- **Set problem**: All records must be quoted exactly. Omit the pictures.

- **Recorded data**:
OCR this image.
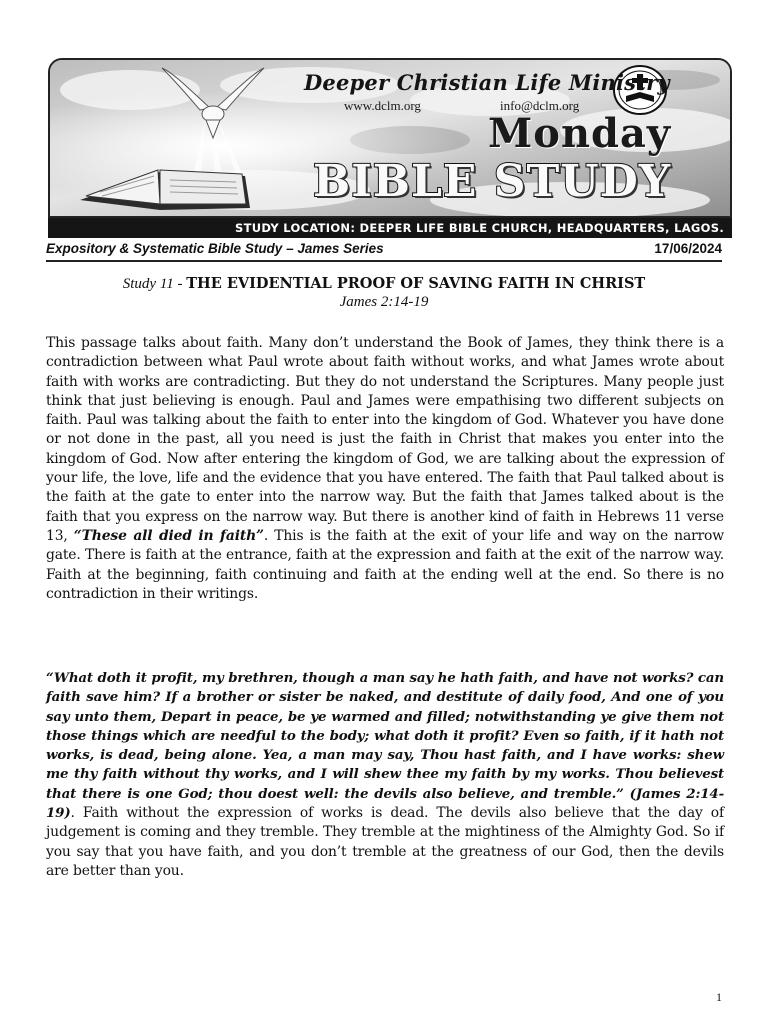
Deeper Christian Life Ministry
www.dclm.org	info@dclm.org
Monday
BIBLE STUDY
STUDY LOCATION: DEEPER LIFE BIBLE CHURCH, HEADQUARTERS, LAGOS.
Expository & Systematic Bible Study – James Series	17/06/2024
Study 11 - THE EVIDENTIAL PROOF OF SAVING FAITH IN CHRIST
James 2:14-19

This passage talks about faith. Many don’t understand the Book of James, they think there is a contradiction between what Paul wrote about faith without works, and what James wrote about faith with works are contradicting. But they do not understand the Scriptures. Many people just think that just believing is enough. Paul and James were empathising two different subjects on faith. Paul was talking about the faith to enter into the kingdom of God. Whatever you have done or not done in the past, all you need is just the faith in Christ that makes you enter into the kingdom of God. Now after entering the kingdom of God, we are talking about the expression of your life, the love, life and the evidence that you have entered. The faith that Paul talked about is the faith at the gate to enter into the narrow way. But the faith that James talked about is the faith that you express on the narrow way. But there is another kind of faith in Hebrews 11 verse 13, “These all died in faith”. This is the faith at the exit of your life and way on the narrow gate. There is faith at the entrance, faith at the expression and faith at the exit of the narrow way. Faith at the beginning, faith continuing and faith at the ending well at the end. So there is no contradiction in their writings.

“What doth it profit, my brethren, though a man say he hath faith, and have not works? can faith save him? If a brother or sister be naked, and destitute of daily food, And one of you say unto them, Depart in peace, be ye warmed and filled; notwithstanding ye give them not those things which are needful to the body; what doth it profit? Even so faith, if it hath not works, is dead, being alone. Yea, a man may say, Thou hast faith, and I have works: shew me thy faith without thy works, and I will shew thee my faith by my works. Thou believest that there is one God; thou doest well: the devils also believe, and tremble.” (James 2:14-19). Faith without the expression of works is dead. The devils also believe that the day of judgement is coming and they tremble. They tremble at the mightiness of the Almighty God. So if you say that you have faith, and you don’t tremble at the greatness of our God, then the devils are better than you.

1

- **Problem solution**:
OCR this image.
Deeper Christian Life Ministry
www.dclm.org	info@dclm.org
Monday
BIBLE STUDY
STUDY LOCATION: DEEPER LIFE BIBLE CHURCH, HEADQUARTERS, LAGOS.
Expository & Systematic Bible Study – James Series	17/06/2024
Study 11 - THE EVIDENTIAL PROOF OF SAVING FAITH IN CHRIST
James 2:14-19

This passage talks about faith. Many don’t understand the Book of James, they think there is a contradiction between what Paul wrote about faith without works, and what James wrote about faith with works are contradicting. But they do not understand the Scriptures. Many people just think that just believing is enough. Paul and James were empathising two different subjects on faith. Paul was talking about the faith to enter into the kingdom of God. Whatever you have done or not done in the past, all you need is just the faith in Christ that makes you enter into the kingdom of God. Now after entering the kingdom of God, we are talking about the expression of your life, the love, life and the evidence that you have entered. The faith that Paul talked about is the faith at the gate to enter into the narrow way. But the faith that James talked about is the faith that you express on the narrow way. But there is another kind of faith in Hebrews 11 verse 13, “These all died in faith”. This is the faith at the exit of your life and way on the narrow gate. There is faith at the entrance, faith at the expression and faith at the exit of the narrow way. Faith at the beginning, faith continuing and faith at the ending well at the end. So there is no contradiction in their writings.

“What doth it profit, my brethren, though a man say he hath faith, and have not works? can faith save him? If a brother or sister be naked, and destitute of daily food, And one of you say unto them, Depart in peace, be ye warmed and filled; notwithstanding ye give them not those things which are needful to the body; what doth it profit? Even so faith, if it hath not works, is dead, being alone. Yea, a man may say, Thou hast faith, and I have works: shew me thy faith without thy works, and I will shew thee my faith by my works. Thou believest that there is one God; thou doest well: the devils also believe, and tremble.” (James 2:14-19). Faith without the expression of works is dead. The devils also believe that the day of judgement is coming and they tremble. They tremble at the mightiness of the Almighty God. So if you say that you have faith, and you don’t tremble at the greatness of our God, then the devils are better than you.

1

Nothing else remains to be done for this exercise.